Schrobenhausen
Der Schöpfer einer Kultserie

03.09.2015 | Stand 02.12.2020, 20:51 Uhr

Die Hauptrolle in den Schluchtenflitzerstreifen war „Andy“. Die Figur basiert auf einem Freund Nüchterns, den er nach der Filmhochschule in Niederbayern kennenlernte. Was viele nicht wissen: Nüchtern machte genau diesen Freund (Hans Kollmannsberger), über den er schrieb, zum Schauspieler – er spielte sich quasi selbst (Foto) - Fotos: privat

Schrobenhausen (SZ) Autor Rüdiger Nüchtern spricht im Interview über Freiheit, Mopeds und Untertitel vor dem Hintergrund des großen Schluchtenflitzertreffens in Schrobenhausen.

Herr Nüchtern, am kommenden Samstag ist wieder das große Schluchtenflitzertreffen mit weit mehr als 500 Mopeds und Ähnlichem in Schrobenhausen. Haben Sie als Entwickler der Schluchtenflitzer-Geschichten heute noch selbst ein Zweirad?

Rüdiger Nüchtern: Nein, heute nicht mehr. Früher hatte ich welche. Aber ich war eigentlich nie ein Mopedfahrer.
 

Nun spielen Mopeds eine nicht ganz unbedeutende Rolle in der Geschichte von Andy und den Schluchtenflitzern. Diese Maschinen stehen für Freiheit und Unabhängigkeit. Was bedeutet Ihnen Freiheit?

Nüchtern: Ohne Zwänge zu sein. Dass man niemanden hat, der einen immerzu rumkommandiert. Und dass man selber über sein Leben entscheiden kann und sich immer spontan verwirklichen kann. Mein Leitsatz war immer: Jetzt denken wir uns was aus und das machen wir dann.

 

Ausdenken ist ein gutes Stichwort: Wie kam Ihnen eigentlich in den 60er Jahren die Idee zu den Schluchtenflitzern?

Nüchtern: Das war direkt nach der Filmhochschule. Ich hatte gerade meinen ersten Film gemacht und war zu Besuch bei Freunden in Niederbayern, in der Nähe von Geisenhausen. Dort wollte ich eine neue Geschichte schreiben. Ich lernte schnell den Nachbarsjungen und seine Freunde kennen. Die haben immerzu Fußball gespielt und ich habe manchmal mitgemacht. Und neben dem Feld standen dann oft deren Mopeds.

 

Und so kam Ihnen der erste Gedanke?
# # #
--- Aufgabe 1 ---
Geben Sie in den Datensätzen den Abschnitt von der Zeile mit „logo-initials: AG xyxy=(92,759,133,781)“ bis einschließlich der Zeile mit „publisher-imprint: MILANO - DOTT.“ wieder und ersetzen Sie darin jedes „MVLTA“ durch „MULTA“, ohne sonst etwas zu verändern.
Der Textauszug und die Datensätze stehen in keinem inhaltlichen Zusammenhang.

--- Datensätze ---
# # #
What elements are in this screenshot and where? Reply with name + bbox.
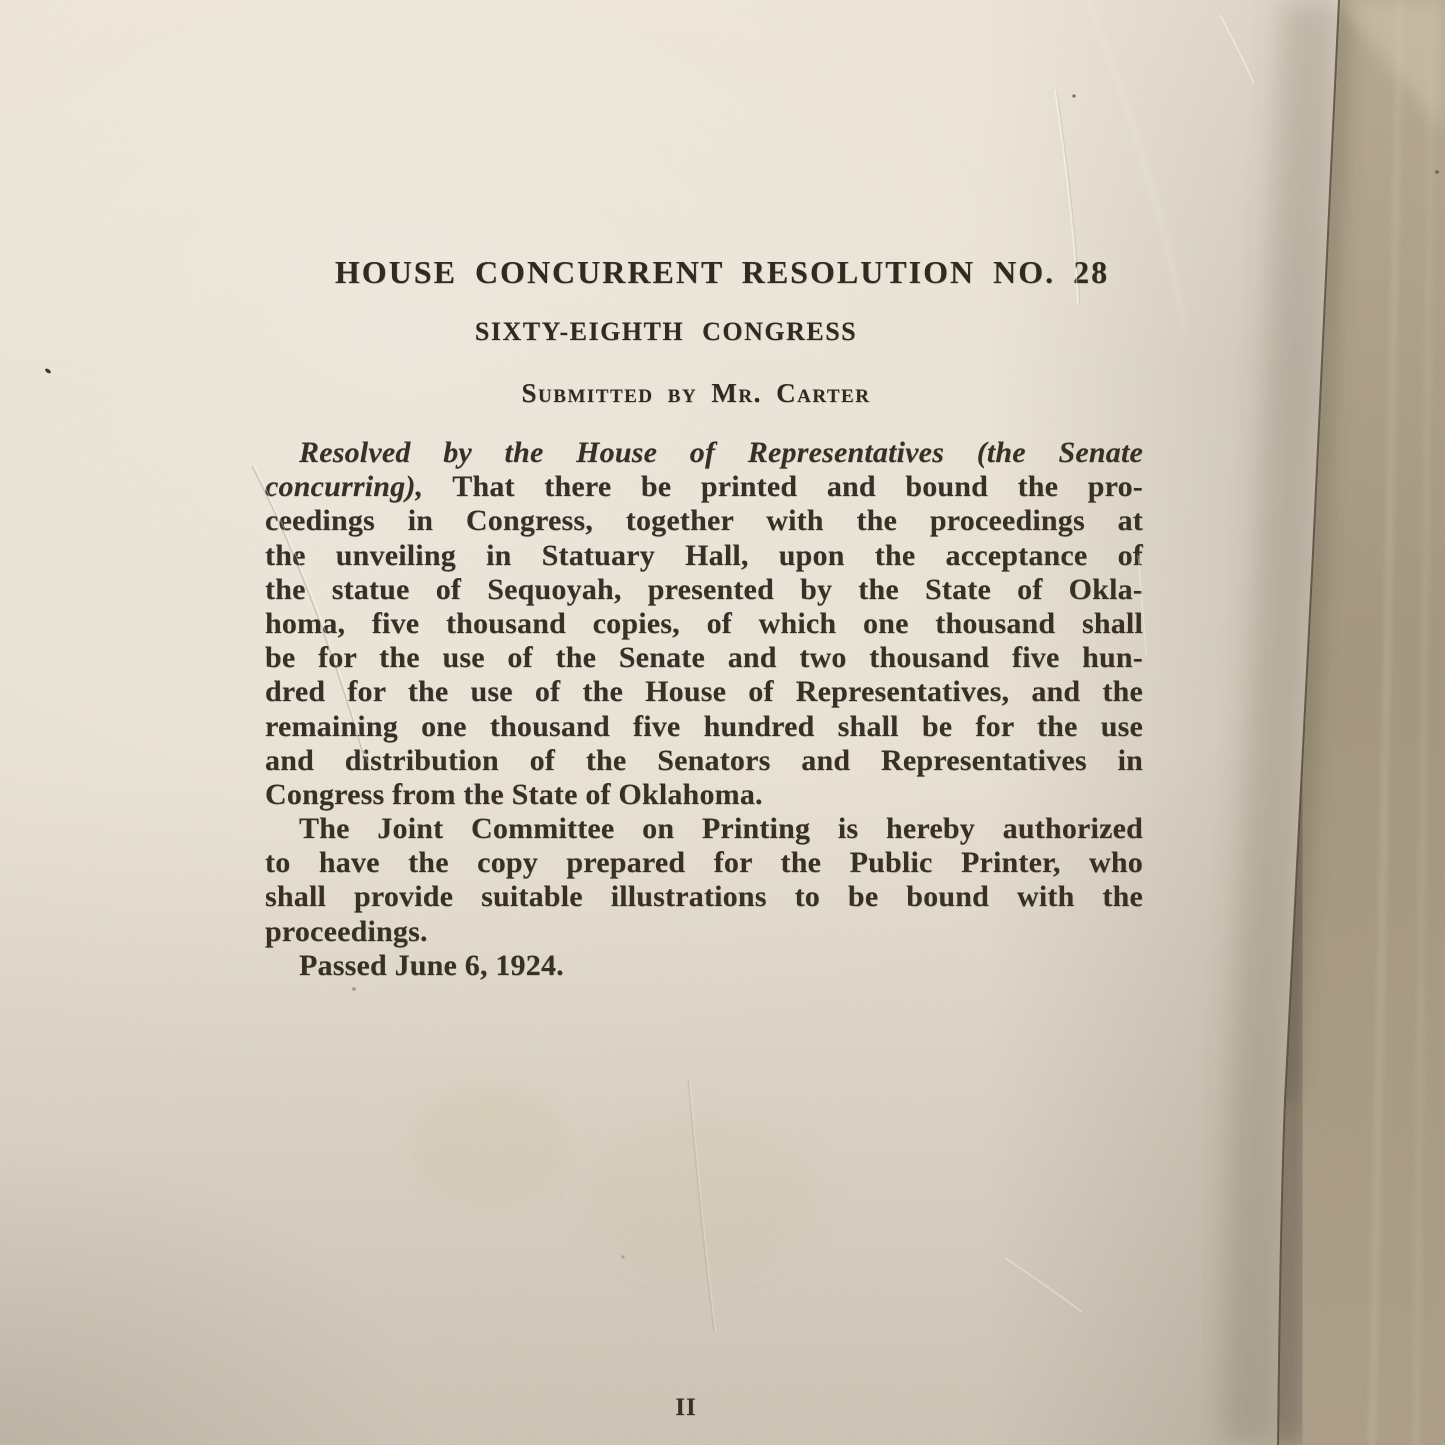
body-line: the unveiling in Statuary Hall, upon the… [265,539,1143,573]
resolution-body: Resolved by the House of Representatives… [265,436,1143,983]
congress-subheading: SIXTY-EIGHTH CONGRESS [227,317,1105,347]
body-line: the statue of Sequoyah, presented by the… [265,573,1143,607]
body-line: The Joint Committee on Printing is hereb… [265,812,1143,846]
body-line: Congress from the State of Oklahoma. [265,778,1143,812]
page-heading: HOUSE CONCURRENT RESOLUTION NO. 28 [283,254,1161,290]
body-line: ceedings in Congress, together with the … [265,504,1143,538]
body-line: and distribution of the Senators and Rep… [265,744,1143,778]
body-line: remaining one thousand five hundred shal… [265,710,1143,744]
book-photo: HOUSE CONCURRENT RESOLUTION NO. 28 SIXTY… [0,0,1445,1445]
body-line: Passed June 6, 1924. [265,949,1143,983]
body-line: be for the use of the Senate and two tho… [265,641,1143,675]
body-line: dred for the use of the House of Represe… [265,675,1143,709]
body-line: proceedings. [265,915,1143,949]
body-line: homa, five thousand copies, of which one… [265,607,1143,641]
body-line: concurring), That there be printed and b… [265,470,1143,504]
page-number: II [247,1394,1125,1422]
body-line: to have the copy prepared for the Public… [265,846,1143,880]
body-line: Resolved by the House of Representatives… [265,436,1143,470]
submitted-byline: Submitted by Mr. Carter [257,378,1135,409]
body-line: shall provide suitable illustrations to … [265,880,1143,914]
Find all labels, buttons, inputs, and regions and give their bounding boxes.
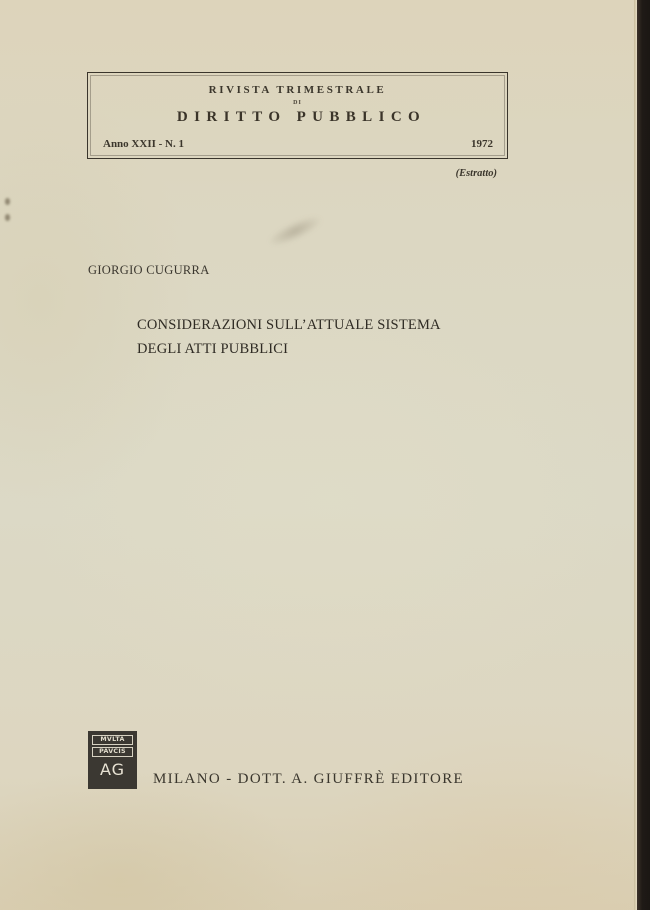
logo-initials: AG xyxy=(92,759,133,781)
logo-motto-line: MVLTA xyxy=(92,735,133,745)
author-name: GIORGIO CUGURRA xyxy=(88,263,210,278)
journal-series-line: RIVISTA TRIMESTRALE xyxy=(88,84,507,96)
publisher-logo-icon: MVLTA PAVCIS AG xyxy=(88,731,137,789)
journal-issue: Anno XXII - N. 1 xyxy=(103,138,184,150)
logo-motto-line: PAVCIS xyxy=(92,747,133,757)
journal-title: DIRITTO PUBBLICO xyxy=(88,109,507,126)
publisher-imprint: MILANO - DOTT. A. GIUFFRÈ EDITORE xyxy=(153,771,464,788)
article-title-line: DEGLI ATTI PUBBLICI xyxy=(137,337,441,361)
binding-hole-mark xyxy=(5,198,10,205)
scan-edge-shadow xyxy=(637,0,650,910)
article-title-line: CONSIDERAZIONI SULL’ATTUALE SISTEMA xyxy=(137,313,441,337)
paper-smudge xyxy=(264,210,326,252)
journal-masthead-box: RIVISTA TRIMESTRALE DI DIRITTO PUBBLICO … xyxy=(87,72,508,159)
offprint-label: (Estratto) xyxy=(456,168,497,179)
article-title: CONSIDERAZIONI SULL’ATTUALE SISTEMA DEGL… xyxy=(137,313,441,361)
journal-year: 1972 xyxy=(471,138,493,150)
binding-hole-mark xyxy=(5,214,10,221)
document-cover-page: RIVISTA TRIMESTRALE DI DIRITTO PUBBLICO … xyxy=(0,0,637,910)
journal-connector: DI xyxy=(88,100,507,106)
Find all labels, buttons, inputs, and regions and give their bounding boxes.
# # #
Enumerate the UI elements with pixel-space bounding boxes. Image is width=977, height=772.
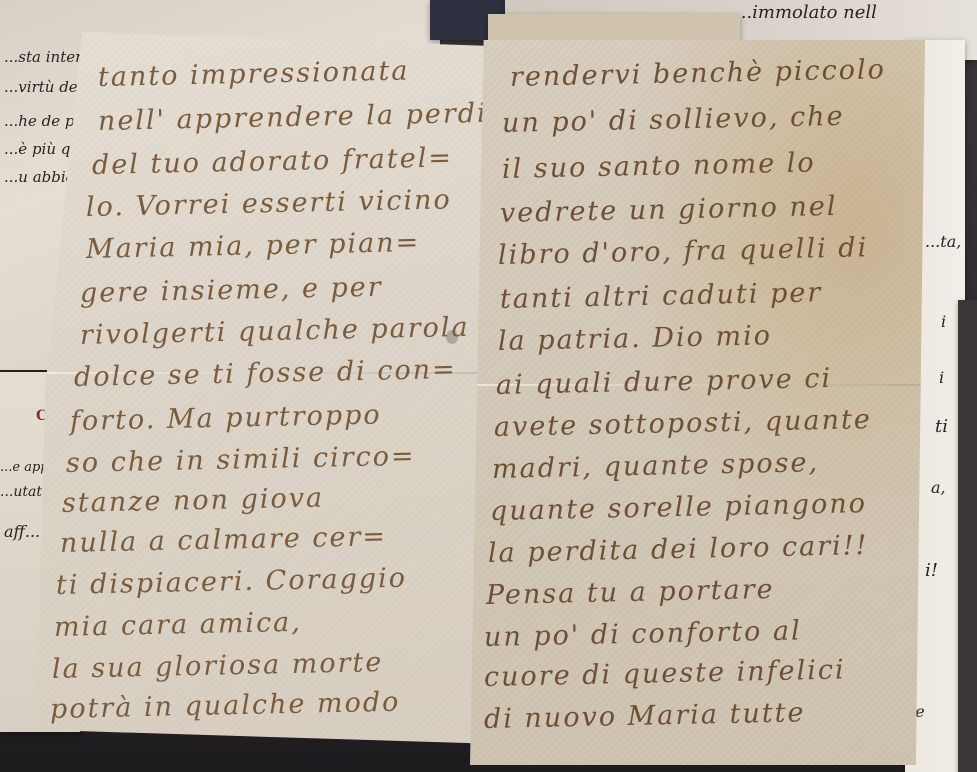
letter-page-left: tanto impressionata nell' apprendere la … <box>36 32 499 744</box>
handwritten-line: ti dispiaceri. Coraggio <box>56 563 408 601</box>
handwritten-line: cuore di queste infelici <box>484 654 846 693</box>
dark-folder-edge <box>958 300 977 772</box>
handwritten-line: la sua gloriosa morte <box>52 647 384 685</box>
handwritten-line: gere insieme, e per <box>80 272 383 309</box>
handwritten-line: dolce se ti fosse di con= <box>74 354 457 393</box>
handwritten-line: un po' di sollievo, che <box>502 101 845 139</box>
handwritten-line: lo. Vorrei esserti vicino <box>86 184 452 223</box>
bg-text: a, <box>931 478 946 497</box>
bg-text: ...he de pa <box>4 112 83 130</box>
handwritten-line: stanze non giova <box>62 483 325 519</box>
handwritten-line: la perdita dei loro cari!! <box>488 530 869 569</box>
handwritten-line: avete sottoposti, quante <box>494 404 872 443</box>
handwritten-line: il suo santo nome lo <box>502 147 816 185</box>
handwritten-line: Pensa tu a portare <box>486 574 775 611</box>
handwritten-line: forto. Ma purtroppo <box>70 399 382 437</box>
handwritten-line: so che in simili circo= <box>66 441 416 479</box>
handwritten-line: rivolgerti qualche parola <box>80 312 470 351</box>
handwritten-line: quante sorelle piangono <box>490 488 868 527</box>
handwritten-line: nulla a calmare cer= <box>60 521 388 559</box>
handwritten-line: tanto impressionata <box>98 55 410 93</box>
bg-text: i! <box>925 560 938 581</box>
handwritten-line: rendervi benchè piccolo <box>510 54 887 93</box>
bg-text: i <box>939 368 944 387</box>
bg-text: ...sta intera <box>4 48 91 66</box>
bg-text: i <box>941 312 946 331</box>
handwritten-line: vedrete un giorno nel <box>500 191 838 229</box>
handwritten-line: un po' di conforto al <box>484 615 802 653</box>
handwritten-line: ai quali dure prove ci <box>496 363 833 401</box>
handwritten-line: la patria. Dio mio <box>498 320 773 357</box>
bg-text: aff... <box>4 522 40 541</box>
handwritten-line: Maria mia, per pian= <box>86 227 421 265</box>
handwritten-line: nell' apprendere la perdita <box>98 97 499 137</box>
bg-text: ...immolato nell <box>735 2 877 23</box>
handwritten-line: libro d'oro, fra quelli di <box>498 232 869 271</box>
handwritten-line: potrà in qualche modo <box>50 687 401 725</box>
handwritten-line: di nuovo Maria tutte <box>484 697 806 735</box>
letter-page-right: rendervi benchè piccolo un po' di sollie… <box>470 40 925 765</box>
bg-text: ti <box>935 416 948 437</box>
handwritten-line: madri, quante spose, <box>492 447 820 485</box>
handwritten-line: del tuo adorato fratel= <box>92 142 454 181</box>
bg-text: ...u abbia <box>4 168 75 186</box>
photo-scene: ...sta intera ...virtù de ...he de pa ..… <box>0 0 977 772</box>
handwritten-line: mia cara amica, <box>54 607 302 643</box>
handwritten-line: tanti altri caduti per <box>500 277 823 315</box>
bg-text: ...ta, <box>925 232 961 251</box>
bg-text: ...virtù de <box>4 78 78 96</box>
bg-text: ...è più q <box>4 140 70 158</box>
# # #
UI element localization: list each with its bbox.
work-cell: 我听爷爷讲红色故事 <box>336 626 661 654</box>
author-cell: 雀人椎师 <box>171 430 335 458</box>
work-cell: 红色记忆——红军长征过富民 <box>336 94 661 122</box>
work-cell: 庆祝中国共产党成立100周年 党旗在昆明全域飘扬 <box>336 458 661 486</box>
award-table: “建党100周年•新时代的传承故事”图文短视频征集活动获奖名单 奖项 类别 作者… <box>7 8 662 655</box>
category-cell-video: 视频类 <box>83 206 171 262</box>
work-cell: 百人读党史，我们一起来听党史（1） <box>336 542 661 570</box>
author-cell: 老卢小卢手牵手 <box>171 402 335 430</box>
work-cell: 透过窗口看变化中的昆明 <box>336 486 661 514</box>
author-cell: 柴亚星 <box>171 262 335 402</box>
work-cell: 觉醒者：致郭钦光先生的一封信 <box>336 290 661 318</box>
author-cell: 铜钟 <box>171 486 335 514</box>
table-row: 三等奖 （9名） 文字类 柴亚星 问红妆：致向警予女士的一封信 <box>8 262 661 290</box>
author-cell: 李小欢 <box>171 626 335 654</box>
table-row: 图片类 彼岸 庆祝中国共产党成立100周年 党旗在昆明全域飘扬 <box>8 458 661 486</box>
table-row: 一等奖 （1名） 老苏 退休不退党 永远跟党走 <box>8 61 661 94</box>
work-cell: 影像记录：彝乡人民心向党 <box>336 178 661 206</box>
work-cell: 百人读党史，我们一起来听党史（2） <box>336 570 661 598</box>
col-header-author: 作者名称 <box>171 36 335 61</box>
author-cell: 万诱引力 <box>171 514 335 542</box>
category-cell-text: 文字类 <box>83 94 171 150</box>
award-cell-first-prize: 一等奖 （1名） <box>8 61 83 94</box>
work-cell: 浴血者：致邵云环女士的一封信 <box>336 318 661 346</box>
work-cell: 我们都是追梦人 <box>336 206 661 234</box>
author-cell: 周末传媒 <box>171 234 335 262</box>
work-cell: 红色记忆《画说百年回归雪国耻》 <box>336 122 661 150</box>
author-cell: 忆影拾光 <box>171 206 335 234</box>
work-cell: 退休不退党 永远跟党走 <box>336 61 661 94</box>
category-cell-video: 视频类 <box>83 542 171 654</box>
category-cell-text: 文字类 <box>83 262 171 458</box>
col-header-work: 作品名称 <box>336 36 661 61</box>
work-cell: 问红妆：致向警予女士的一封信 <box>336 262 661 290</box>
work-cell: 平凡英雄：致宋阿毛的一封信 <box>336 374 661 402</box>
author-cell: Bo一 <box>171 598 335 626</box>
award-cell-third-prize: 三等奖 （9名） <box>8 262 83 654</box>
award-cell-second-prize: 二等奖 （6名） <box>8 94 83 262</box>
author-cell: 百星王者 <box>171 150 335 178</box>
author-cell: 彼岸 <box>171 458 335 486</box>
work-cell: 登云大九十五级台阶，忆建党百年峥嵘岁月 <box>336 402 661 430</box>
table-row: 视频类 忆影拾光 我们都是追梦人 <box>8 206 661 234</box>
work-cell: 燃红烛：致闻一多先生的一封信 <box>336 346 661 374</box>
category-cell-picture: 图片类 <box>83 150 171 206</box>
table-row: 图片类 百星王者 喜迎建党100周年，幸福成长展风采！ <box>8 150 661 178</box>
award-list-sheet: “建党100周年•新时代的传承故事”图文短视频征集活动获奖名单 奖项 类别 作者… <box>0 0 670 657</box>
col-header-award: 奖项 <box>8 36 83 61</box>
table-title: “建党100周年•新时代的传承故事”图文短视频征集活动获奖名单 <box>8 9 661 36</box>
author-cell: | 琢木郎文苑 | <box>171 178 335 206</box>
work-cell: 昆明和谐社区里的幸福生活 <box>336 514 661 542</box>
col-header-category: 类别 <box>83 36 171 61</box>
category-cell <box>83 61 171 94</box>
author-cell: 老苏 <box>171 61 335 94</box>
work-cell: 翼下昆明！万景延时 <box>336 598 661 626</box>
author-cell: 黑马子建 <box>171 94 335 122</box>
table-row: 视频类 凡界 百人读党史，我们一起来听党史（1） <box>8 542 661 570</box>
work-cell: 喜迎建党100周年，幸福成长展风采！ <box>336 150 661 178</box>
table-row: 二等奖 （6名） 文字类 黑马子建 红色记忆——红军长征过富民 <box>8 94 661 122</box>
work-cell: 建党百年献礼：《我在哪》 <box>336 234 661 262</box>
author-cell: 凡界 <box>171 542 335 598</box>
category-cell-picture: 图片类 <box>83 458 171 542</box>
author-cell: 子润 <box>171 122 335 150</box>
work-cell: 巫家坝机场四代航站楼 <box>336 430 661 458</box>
# # #
--- Aufgabe 2 ---
Führen Sie sämtliche geografischen Namen auf, die im Textauszug genannt werden.

--- Ergebnis 1 ---
logo-initials: AG xyxy=(92,759,133,781)
logo-motto-line: MULTA xyxy=(92,735,133,745)
author-name: GIORGIO CUGURRA xyxy=(88,263,210,278)
journal-series-line: RIVISTA TRIMESTRALE xyxy=(88,84,507,96)
publisher-logo-icon: MULTA PAVCIS AG xyxy=(88,731,137,789)
journal-issue: Anno XXII - N. 1 xyxy=(103,138,184,150)
logo-motto-line: PAVCIS xyxy=(92,747,133,757)
journal-title: DIRITTO PUBBLICO xyxy=(88,109,507,126)
publisher-imprint: MILANO - DOTT. A. GIUFFRÈ EDITORE xyxy=(153,771,464,788)

--- Ergebnis 2 ---
- Schrobenhausen
- Niederbayern
- Geisenhausen